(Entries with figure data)

━━━━━━━━━━━━━━━━

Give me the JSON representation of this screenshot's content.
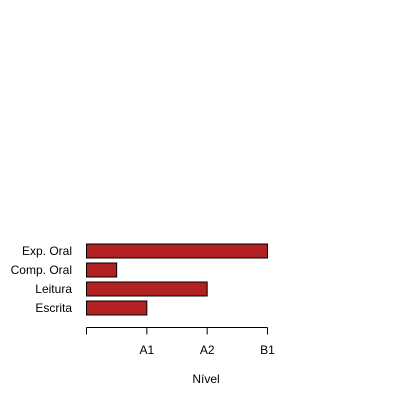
{
  "chart_data": {
    "type": "bar",
    "orientation": "horizontal",
    "categories": [
      "Exp. Oral",
      "Comp. Oral",
      "Leitura",
      "Escrita"
    ],
    "values": [
      3.0,
      0.5,
      2.0,
      1.0
    ],
    "xlabel": "Nível",
    "xlim": [
      0,
      3
    ],
    "xticks": [
      {
        "value": 0,
        "label": ""
      },
      {
        "value": 1,
        "label": "A1"
      },
      {
        "value": 2,
        "label": "A2"
      },
      {
        "value": 3,
        "label": "B1"
      }
    ],
    "bar_color": "#B22222",
    "grid": false,
    "legend": "none"
  }
}
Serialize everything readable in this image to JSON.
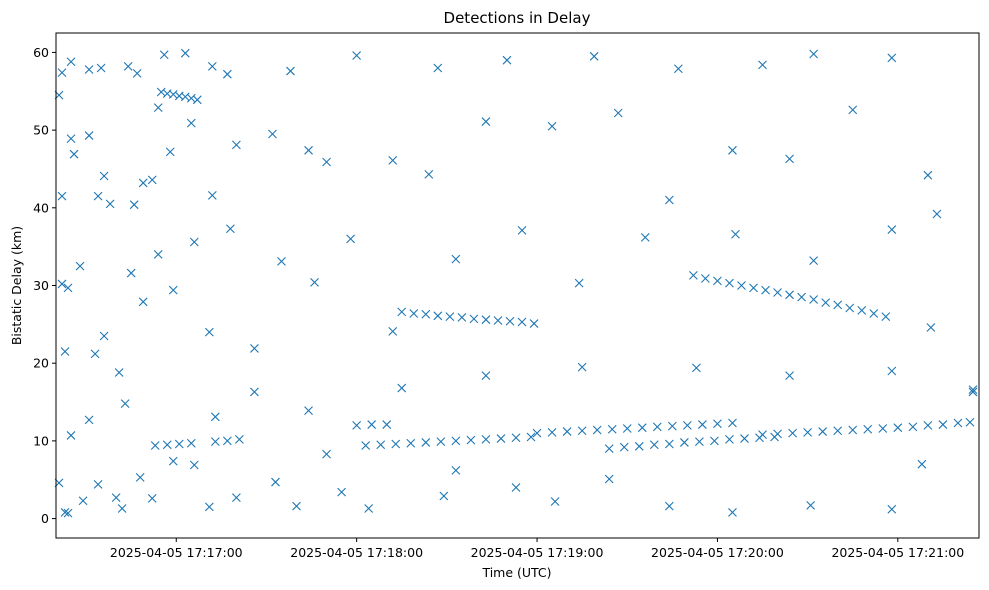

━━━━━━━━━━━━━━━━

## AIM OF THE EXERCISE
All of the lines above should be printed exactly, minus the pictures.

## CORRECT ANSWER
Give me the JSON representation of this screenshot's content.
{
  "chart_data": {
    "type": "bar",
    "orientation": "horizontal",
    "categories": [
      "Exp. Oral",
      "Comp. Oral",
      "Leitura",
      "Escrita"
    ],
    "values": [
      3.0,
      0.5,
      2.0,
      1.0
    ],
    "xlabel": "Nível",
    "xlim": [
      0,
      3
    ],
    "xticks": [
      {
        "value": 0,
        "label": ""
      },
      {
        "value": 1,
        "label": "A1"
      },
      {
        "value": 2,
        "label": "A2"
      },
      {
        "value": 3,
        "label": "B1"
      }
    ],
    "bar_color": "#B22222",
    "grid": false,
    "legend": "none"
  }
}
Serialize everything readable in this image to JSON.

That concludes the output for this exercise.